§ **Input for this task**:

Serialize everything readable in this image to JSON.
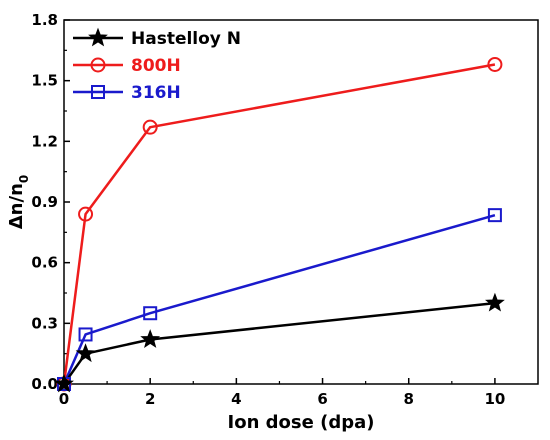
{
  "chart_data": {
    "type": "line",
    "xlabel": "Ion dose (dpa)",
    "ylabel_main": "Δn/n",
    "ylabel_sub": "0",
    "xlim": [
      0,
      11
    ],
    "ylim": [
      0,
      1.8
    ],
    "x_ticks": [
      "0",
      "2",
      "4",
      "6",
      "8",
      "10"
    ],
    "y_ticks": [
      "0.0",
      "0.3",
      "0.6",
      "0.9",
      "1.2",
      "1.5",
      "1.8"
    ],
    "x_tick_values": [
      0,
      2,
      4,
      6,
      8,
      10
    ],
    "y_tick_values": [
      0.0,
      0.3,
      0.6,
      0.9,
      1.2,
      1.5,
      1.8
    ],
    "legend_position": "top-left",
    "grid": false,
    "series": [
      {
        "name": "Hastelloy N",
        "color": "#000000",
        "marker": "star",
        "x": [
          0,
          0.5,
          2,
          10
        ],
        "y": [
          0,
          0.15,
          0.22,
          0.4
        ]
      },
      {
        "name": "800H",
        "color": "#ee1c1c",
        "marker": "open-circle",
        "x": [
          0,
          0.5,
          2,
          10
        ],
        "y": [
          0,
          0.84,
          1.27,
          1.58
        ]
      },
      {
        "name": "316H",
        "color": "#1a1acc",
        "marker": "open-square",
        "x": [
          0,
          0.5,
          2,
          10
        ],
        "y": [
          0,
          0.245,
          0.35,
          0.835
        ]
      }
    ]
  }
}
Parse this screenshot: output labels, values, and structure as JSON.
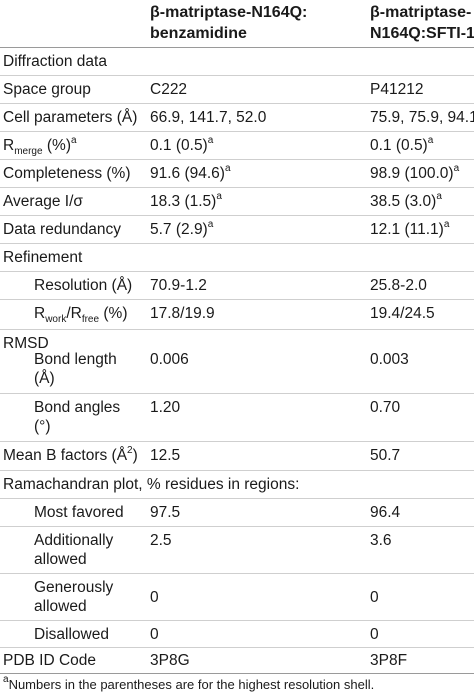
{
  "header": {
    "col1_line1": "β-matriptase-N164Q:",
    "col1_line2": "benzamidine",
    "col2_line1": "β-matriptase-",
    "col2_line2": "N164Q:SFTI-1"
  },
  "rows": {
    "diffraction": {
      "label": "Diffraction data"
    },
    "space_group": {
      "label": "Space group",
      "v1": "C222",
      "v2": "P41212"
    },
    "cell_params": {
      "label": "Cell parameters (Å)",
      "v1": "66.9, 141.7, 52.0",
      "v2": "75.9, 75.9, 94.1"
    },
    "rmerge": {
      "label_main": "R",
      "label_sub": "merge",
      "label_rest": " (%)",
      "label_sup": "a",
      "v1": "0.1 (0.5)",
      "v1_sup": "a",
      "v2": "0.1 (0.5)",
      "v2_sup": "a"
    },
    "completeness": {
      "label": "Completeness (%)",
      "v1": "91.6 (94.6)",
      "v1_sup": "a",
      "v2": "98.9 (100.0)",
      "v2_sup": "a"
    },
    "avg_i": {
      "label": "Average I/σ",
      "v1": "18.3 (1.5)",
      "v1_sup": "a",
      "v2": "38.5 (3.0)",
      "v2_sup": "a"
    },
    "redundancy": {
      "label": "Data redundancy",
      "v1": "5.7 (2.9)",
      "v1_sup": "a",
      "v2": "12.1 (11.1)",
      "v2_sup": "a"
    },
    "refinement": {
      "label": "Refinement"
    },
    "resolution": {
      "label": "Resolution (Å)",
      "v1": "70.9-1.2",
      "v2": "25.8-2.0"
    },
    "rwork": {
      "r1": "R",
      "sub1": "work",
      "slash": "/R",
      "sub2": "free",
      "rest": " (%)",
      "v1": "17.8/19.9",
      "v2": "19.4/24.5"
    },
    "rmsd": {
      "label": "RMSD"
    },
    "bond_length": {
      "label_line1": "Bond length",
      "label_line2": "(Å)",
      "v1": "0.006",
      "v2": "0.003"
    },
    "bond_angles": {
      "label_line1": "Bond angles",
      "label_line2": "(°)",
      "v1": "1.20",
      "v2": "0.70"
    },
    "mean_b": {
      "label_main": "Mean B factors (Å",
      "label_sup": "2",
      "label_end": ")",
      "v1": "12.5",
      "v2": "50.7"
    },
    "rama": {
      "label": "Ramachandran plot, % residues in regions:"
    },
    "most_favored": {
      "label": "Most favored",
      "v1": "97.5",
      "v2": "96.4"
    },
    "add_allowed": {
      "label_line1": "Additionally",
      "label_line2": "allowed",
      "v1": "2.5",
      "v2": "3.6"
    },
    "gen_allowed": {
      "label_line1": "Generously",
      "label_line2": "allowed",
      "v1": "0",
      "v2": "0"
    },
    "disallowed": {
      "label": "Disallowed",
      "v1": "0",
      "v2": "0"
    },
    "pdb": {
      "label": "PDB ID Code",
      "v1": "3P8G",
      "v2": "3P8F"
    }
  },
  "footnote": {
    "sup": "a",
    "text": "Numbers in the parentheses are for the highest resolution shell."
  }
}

§ **Aim**: Copy out every line of the listing that includes the string "name".

§ **Solution for this exercise**:
        "name": "Hastelloy N",
        "name": "800H",
        "name": "316H",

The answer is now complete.